START

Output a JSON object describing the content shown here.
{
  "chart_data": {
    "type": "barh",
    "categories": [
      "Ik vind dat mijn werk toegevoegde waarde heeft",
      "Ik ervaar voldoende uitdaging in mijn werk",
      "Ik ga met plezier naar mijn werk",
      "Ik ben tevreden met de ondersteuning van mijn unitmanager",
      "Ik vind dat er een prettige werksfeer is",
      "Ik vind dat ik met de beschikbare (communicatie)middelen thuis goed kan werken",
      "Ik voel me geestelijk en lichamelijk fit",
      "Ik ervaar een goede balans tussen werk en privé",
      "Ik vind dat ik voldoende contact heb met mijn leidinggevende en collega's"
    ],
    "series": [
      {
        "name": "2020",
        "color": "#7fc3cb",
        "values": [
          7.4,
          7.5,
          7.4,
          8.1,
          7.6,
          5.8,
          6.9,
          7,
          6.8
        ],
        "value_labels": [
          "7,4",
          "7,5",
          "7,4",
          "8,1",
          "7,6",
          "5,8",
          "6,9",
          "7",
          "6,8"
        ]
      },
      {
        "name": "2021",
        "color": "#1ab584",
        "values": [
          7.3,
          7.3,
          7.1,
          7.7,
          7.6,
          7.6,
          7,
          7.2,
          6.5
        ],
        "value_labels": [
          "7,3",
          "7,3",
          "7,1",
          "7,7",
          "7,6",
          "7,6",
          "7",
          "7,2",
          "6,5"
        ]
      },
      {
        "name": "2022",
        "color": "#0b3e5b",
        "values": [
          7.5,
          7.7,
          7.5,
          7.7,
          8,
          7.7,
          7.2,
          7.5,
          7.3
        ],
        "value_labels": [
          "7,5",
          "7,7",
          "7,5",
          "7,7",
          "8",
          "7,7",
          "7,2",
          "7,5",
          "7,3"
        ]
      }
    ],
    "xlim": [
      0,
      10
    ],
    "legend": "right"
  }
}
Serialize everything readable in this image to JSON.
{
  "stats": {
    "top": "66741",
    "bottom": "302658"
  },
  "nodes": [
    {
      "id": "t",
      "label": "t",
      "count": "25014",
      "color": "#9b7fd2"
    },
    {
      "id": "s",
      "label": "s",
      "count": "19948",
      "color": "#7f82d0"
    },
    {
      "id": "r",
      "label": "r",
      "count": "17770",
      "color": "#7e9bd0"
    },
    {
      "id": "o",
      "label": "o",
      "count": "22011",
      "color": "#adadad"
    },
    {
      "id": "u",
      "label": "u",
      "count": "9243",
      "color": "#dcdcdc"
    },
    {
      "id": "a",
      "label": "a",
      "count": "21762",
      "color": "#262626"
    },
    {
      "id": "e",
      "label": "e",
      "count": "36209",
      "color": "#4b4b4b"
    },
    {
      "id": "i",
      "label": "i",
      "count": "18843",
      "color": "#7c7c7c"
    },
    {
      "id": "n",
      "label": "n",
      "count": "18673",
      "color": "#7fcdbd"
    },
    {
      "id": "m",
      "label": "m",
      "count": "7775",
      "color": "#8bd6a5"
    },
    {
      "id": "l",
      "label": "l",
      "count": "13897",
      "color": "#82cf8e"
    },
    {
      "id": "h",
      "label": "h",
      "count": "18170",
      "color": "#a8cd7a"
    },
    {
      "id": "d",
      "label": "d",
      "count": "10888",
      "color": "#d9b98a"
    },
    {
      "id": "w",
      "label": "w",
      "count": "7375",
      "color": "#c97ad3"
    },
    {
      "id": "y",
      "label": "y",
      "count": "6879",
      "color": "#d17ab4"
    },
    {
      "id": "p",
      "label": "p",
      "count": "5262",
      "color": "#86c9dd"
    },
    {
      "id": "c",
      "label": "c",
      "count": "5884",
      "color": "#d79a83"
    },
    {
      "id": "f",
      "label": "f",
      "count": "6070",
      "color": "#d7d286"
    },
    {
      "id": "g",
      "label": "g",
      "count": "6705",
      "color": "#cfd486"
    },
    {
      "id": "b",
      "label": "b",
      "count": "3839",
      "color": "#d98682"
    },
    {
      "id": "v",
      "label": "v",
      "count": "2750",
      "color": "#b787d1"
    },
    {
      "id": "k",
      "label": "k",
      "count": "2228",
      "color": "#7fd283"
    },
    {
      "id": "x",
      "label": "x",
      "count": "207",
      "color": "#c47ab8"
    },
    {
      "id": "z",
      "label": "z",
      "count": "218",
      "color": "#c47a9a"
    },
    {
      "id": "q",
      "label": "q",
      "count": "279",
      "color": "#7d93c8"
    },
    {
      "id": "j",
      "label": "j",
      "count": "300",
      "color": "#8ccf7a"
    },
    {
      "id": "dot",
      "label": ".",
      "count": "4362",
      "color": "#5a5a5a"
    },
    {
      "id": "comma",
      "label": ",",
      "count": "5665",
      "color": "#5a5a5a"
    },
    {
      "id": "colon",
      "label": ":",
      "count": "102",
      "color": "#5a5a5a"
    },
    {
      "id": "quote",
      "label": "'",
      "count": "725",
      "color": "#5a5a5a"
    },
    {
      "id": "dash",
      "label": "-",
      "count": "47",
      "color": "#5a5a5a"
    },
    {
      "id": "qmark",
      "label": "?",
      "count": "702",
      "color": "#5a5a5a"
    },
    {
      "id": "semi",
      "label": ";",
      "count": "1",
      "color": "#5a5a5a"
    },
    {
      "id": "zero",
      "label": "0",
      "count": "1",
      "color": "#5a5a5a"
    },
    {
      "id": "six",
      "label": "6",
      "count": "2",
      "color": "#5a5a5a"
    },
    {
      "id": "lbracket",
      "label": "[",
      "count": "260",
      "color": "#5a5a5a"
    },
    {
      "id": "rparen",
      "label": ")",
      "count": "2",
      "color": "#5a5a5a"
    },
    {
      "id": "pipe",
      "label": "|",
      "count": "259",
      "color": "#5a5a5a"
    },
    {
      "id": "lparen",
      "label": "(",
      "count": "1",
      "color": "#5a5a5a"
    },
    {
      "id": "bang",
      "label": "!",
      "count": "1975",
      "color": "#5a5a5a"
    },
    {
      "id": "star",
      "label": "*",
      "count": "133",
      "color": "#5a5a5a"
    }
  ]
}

END

GOAL: Show the lines of the records that include the string "mijn".

CORRECT OUTPUT:
      "Ik vind dat mijn werk toegevoegde waarde heeft",
      "Ik ervaar voldoende uitdaging in mijn werk",
      "Ik ga met plezier naar mijn werk",
      "Ik ben tevreden met de ondersteuning van mijn unitmanager",
      "Ik vind dat ik voldoende contact heb met mijn leidinggevende en collega's"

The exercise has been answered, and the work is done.